Start of EXERCISE DATA

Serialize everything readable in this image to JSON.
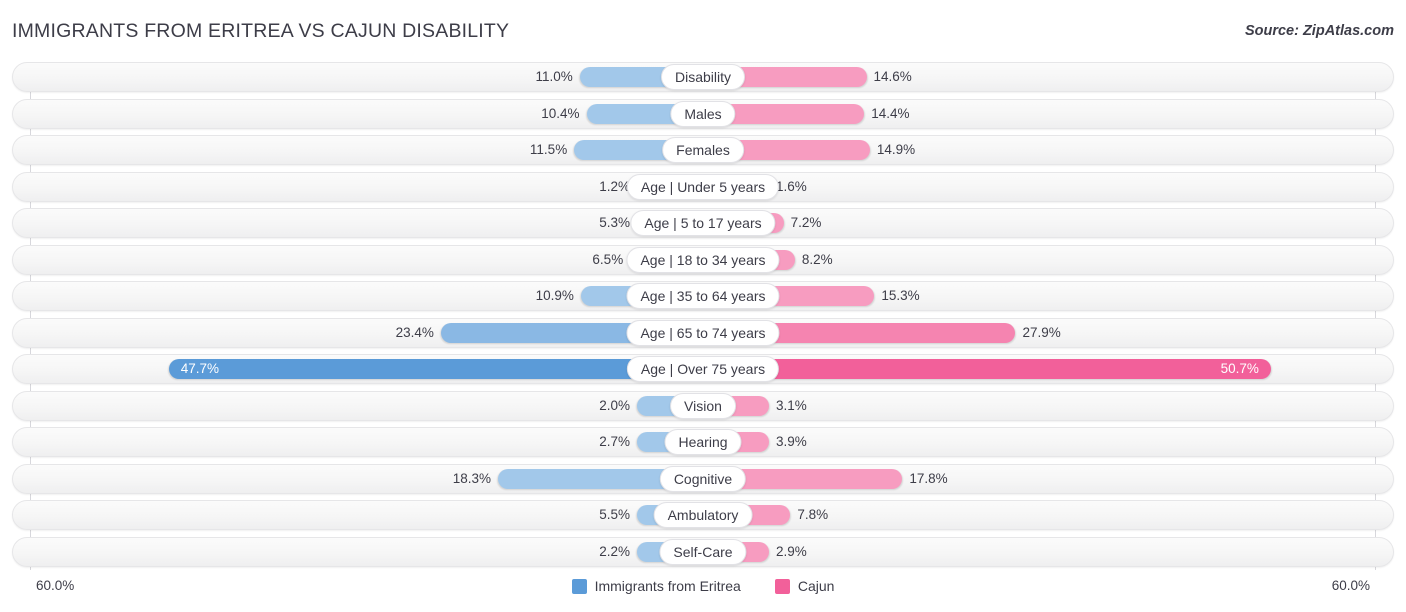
{
  "header": {
    "title": "IMMIGRANTS FROM ERITREA VS CAJUN DISABILITY",
    "source": "Source: ZipAtlas.com"
  },
  "axis": {
    "left_label": "60.0%",
    "right_label": "60.0%"
  },
  "legend": {
    "items": [
      {
        "label": "Immigrants from Eritrea",
        "color": "#5b9bd8"
      },
      {
        "label": "Cajun",
        "color": "#f2609a"
      }
    ]
  },
  "colors": {
    "blue_light": "#a2c8ea",
    "blue_mid": "#8ab8e4",
    "blue_dark": "#5b9bd8",
    "pink_light": "#f79cc0",
    "pink_mid": "#f584b0",
    "pink_dark": "#f2609a",
    "track": "#f6f6f6",
    "gridline": "#d7d7dc"
  },
  "chart_data": {
    "type": "bar",
    "subtype": "diverging-bidirectional",
    "title": "IMMIGRANTS FROM ERITREA VS CAJUN DISABILITY",
    "xlabel": "",
    "ylabel": "",
    "xlim": [
      60.0,
      60.0
    ],
    "axis_max_percent": 60.0,
    "grid": true,
    "legend_position": "bottom-center",
    "categories": [
      "Disability",
      "Males",
      "Females",
      "Age | Under 5 years",
      "Age | 5 to 17 years",
      "Age | 18 to 34 years",
      "Age | 35 to 64 years",
      "Age | 65 to 74 years",
      "Age | Over 75 years",
      "Vision",
      "Hearing",
      "Cognitive",
      "Ambulatory",
      "Self-Care"
    ],
    "series": [
      {
        "name": "Immigrants from Eritrea",
        "color": "#5b9bd8",
        "values": [
          11.0,
          10.4,
          11.5,
          1.2,
          5.3,
          6.5,
          10.9,
          23.4,
          47.7,
          2.0,
          2.7,
          18.3,
          5.5,
          2.2
        ],
        "labels": [
          "11.0%",
          "10.4%",
          "11.5%",
          "1.2%",
          "5.3%",
          "6.5%",
          "10.9%",
          "23.4%",
          "47.7%",
          "2.0%",
          "2.7%",
          "18.3%",
          "5.5%",
          "2.2%"
        ]
      },
      {
        "name": "Cajun",
        "color": "#f2609a",
        "values": [
          14.6,
          14.4,
          14.9,
          1.6,
          7.2,
          8.2,
          15.3,
          27.9,
          50.7,
          3.1,
          3.9,
          17.8,
          7.8,
          2.9
        ],
        "labels": [
          "14.6%",
          "14.4%",
          "14.9%",
          "1.6%",
          "7.2%",
          "8.2%",
          "15.3%",
          "27.9%",
          "50.7%",
          "3.1%",
          "3.9%",
          "17.8%",
          "7.8%",
          "2.9%"
        ]
      }
    ]
  }
}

End of EXERCISE DATA

YOUR GOAL
Transcribe every record above exactly as written, leaving out any pictures.

EXERCISE RESULT
Serialize everything readable in this image to JSON.
{
  "header": {
    "title": "IMMIGRANTS FROM ERITREA VS CAJUN DISABILITY",
    "source": "Source: ZipAtlas.com"
  },
  "axis": {
    "left_label": "60.0%",
    "right_label": "60.0%"
  },
  "legend": {
    "items": [
      {
        "label": "Immigrants from Eritrea",
        "color": "#5b9bd8"
      },
      {
        "label": "Cajun",
        "color": "#f2609a"
      }
    ]
  },
  "colors": {
    "blue_light": "#a2c8ea",
    "blue_mid": "#8ab8e4",
    "blue_dark": "#5b9bd8",
    "pink_light": "#f79cc0",
    "pink_mid": "#f584b0",
    "pink_dark": "#f2609a",
    "track": "#f6f6f6",
    "gridline": "#d7d7dc"
  },
  "chart_data": {
    "type": "bar",
    "subtype": "diverging-bidirectional",
    "title": "IMMIGRANTS FROM ERITREA VS CAJUN DISABILITY",
    "xlabel": "",
    "ylabel": "",
    "xlim": [
      60.0,
      60.0
    ],
    "axis_max_percent": 60.0,
    "grid": true,
    "legend_position": "bottom-center",
    "categories": [
      "Disability",
      "Males",
      "Females",
      "Age | Under 5 years",
      "Age | 5 to 17 years",
      "Age | 18 to 34 years",
      "Age | 35 to 64 years",
      "Age | 65 to 74 years",
      "Age | Over 75 years",
      "Vision",
      "Hearing",
      "Cognitive",
      "Ambulatory",
      "Self-Care"
    ],
    "series": [
      {
        "name": "Immigrants from Eritrea",
        "color": "#5b9bd8",
        "values": [
          11.0,
          10.4,
          11.5,
          1.2,
          5.3,
          6.5,
          10.9,
          23.4,
          47.7,
          2.0,
          2.7,
          18.3,
          5.5,
          2.2
        ],
        "labels": [
          "11.0%",
          "10.4%",
          "11.5%",
          "1.2%",
          "5.3%",
          "6.5%",
          "10.9%",
          "23.4%",
          "47.7%",
          "2.0%",
          "2.7%",
          "18.3%",
          "5.5%",
          "2.2%"
        ]
      },
      {
        "name": "Cajun",
        "color": "#f2609a",
        "values": [
          14.6,
          14.4,
          14.9,
          1.6,
          7.2,
          8.2,
          15.3,
          27.9,
          50.7,
          3.1,
          3.9,
          17.8,
          7.8,
          2.9
        ],
        "labels": [
          "14.6%",
          "14.4%",
          "14.9%",
          "1.6%",
          "7.2%",
          "8.2%",
          "15.3%",
          "27.9%",
          "50.7%",
          "3.1%",
          "3.9%",
          "17.8%",
          "7.8%",
          "2.9%"
        ]
      }
    ]
  }
}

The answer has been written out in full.